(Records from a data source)
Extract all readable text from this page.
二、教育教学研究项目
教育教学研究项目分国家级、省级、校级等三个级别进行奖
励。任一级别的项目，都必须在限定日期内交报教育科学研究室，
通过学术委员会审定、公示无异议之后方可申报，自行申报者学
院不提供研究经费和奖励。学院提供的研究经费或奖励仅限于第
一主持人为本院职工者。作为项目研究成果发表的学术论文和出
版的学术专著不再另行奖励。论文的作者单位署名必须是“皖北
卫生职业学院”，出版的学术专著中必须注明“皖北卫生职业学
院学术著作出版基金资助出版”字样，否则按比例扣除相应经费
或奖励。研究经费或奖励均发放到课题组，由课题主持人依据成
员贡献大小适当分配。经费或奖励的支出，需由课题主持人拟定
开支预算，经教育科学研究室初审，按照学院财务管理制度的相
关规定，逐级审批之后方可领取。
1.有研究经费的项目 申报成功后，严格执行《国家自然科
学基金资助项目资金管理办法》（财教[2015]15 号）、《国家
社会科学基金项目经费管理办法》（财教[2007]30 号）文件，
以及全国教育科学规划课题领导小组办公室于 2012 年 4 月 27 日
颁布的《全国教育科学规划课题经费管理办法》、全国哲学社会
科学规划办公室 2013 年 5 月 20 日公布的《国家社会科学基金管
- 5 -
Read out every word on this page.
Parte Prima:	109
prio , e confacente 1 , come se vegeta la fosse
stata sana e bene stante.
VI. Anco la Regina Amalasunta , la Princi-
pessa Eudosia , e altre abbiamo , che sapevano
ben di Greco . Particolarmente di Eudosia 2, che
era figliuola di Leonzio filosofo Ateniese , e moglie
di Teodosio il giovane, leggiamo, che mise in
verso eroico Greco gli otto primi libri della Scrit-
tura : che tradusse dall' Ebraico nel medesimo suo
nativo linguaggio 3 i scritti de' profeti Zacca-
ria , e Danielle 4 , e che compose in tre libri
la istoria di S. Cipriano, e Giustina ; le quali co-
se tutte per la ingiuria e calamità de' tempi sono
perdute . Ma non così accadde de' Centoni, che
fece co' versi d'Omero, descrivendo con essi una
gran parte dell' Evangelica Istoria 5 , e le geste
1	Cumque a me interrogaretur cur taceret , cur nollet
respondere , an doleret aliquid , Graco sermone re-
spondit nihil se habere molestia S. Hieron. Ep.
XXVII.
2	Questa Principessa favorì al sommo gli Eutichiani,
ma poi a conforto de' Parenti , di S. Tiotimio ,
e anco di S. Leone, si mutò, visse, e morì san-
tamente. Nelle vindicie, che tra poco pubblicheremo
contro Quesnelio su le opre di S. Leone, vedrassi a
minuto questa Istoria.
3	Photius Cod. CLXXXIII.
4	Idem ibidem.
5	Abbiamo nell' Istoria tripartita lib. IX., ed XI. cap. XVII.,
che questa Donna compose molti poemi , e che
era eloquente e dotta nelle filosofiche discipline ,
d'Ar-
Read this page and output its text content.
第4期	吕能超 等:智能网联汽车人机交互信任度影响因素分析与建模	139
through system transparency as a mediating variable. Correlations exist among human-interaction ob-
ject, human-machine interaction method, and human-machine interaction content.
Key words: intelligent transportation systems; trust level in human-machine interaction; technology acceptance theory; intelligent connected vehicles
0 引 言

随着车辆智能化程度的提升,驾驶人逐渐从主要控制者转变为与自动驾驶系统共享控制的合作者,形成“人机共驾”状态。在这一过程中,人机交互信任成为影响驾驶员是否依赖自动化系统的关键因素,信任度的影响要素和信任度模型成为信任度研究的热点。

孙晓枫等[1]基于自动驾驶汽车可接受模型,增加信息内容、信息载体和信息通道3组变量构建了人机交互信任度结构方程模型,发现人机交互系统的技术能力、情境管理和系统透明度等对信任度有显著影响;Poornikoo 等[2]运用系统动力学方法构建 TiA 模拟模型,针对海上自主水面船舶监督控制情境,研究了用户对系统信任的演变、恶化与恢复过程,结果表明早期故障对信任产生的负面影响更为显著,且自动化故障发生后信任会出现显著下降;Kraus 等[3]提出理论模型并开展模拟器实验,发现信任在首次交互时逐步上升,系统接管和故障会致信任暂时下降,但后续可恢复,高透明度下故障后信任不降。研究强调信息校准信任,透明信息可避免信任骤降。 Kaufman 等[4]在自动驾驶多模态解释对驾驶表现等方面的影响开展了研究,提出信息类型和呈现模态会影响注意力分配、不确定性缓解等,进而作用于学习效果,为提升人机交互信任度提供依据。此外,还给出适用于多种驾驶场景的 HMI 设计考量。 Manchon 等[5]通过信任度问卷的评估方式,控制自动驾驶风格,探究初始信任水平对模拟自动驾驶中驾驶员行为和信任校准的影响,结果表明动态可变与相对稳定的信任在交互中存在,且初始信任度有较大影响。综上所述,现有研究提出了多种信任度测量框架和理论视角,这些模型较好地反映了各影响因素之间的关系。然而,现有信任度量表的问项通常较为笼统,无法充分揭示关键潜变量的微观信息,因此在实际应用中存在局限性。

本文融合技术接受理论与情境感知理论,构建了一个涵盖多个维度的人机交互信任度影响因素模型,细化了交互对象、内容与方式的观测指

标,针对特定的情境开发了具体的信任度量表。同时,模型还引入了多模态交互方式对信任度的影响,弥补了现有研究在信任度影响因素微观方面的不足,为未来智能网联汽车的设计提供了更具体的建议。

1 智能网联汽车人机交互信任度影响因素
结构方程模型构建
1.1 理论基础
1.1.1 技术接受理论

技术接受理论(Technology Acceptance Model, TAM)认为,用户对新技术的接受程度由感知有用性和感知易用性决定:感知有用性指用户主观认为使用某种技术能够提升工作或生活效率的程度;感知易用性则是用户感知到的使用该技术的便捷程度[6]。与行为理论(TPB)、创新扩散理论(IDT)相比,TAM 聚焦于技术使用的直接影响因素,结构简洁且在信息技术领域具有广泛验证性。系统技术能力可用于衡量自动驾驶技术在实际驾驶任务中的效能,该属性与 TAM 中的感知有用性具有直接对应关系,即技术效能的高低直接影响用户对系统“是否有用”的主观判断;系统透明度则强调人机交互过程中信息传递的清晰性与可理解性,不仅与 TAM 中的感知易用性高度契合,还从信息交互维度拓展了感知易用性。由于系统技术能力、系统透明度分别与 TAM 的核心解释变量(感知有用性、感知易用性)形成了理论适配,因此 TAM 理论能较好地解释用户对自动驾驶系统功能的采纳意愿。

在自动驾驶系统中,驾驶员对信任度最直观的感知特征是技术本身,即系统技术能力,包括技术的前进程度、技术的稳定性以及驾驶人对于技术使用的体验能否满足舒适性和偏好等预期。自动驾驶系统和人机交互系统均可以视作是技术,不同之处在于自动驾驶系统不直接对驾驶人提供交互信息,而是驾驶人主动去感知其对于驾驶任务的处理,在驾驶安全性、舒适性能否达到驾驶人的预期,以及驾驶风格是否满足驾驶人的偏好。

▶ [PROBLEM]
List every line above that contains the word "Leone".

▶ [RESULT BELOW]
e anco di S. Leone, si mutò, visse, e morì san-
contro Quesnelio su le opre di S. Leone, vedrassi a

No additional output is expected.